Records shown →
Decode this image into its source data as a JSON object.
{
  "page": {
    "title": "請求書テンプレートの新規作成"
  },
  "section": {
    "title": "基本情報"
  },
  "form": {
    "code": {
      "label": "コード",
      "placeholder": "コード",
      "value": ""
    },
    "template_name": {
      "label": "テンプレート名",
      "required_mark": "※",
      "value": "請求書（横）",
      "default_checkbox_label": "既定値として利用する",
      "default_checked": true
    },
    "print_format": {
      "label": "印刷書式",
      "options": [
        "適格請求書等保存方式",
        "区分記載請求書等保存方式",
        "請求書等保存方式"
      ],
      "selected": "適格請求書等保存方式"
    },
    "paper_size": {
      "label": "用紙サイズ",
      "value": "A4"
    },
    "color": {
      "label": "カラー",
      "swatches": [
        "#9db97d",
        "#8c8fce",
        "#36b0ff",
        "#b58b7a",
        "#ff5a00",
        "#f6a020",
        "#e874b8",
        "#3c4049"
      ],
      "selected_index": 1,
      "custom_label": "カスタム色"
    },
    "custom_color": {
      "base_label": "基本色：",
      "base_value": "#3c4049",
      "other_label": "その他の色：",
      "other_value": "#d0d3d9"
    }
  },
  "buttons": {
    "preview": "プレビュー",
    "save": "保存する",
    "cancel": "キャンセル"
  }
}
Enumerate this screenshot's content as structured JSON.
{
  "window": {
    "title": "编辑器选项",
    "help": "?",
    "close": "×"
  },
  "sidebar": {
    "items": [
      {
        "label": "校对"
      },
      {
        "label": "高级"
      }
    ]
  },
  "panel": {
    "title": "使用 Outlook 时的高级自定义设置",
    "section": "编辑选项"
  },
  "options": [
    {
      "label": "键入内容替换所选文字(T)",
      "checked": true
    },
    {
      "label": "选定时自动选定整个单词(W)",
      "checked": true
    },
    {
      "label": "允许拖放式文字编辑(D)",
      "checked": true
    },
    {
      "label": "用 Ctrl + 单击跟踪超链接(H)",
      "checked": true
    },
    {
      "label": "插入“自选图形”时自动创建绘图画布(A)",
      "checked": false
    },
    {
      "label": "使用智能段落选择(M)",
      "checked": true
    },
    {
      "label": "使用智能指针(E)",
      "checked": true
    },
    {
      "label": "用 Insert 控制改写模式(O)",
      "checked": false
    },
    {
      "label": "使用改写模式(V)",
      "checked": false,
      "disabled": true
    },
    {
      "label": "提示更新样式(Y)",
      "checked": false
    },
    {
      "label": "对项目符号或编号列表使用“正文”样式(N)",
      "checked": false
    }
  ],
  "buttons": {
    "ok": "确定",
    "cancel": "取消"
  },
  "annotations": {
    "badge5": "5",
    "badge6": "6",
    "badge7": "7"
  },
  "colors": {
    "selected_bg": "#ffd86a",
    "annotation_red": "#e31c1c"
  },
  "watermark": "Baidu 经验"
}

Work to do → Look through the entries above; copy each line where the string "title" appears.

Answer to the problem →
    "title": "請求書テンプレートの新規作成"
    "title": "基本情報"
    "title": "编辑器选项",
    "title": "使用 Outlook 时的高级自定义设置",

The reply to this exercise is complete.